::: Material for the task

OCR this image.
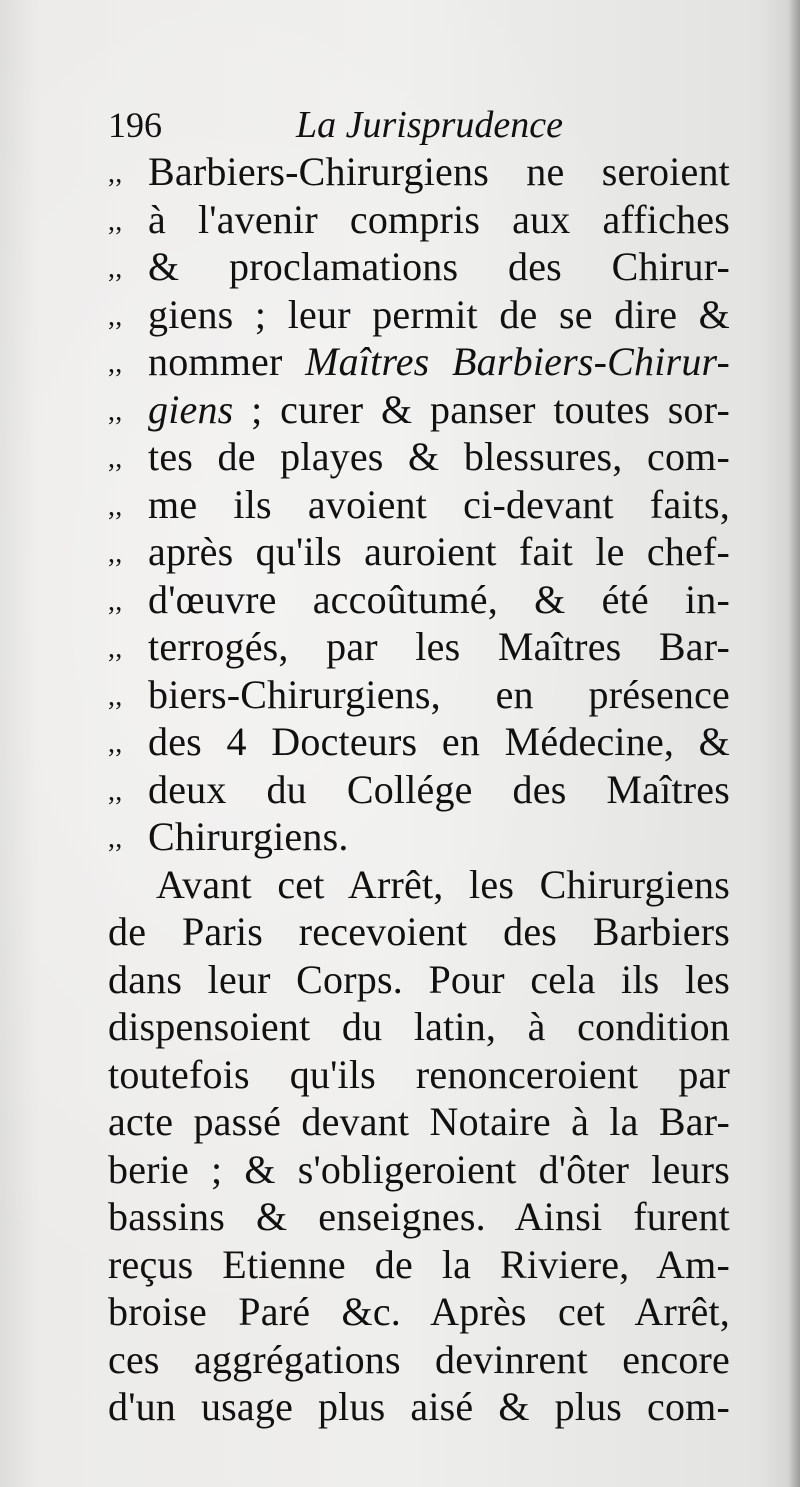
196	La Jurisprudence
,, Barbiers-Chirurgiens ne seroient
,, à l'avenir compris aux affiches
,, & proclamations des Chirur-
,, giens ; leur permit de se dire &
,, nommer Maîtres Barbiers-Chirur-
,, giens ; curer & panser toutes sor-
,, tes de playes & blessures, com-
,, me ils avoient ci-devant faits,
,, après qu'ils auroient fait le chef-
,, d'œuvre accoûtumé, & été in-
,, terrogés, par les Maîtres Bar-
,, biers-Chirurgiens, en présence
,, des 4 Docteurs en Médecine, &
,, deux du Collége des Maîtres
,, Chirurgiens.
Avant cet Arrêt, les Chirurgiens
de Paris recevoient des Barbiers
dans leur Corps. Pour cela ils les
dispensoient du latin, à condition
toutefois qu'ils renonceroient par
acte passé devant Notaire à la Bar-
berie ; & s'obligeroient d'ôter leurs
bassins & enseignes. Ainsi furent
reçus Etienne de la Riviere, Am-
broise Paré &c. Après cet Arrêt,
ces aggrégations devinrent encore
d'un usage plus aisé & plus com-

::::::

- _Instructions for the task_: Select and copy every line of the material that holds the string "Barbiers".

- _Exercise solution_:
,, Barbiers-Chirurgiens ne seroient
,, nommer Maîtres Barbiers-Chirur-
de Paris recevoient des Barbiers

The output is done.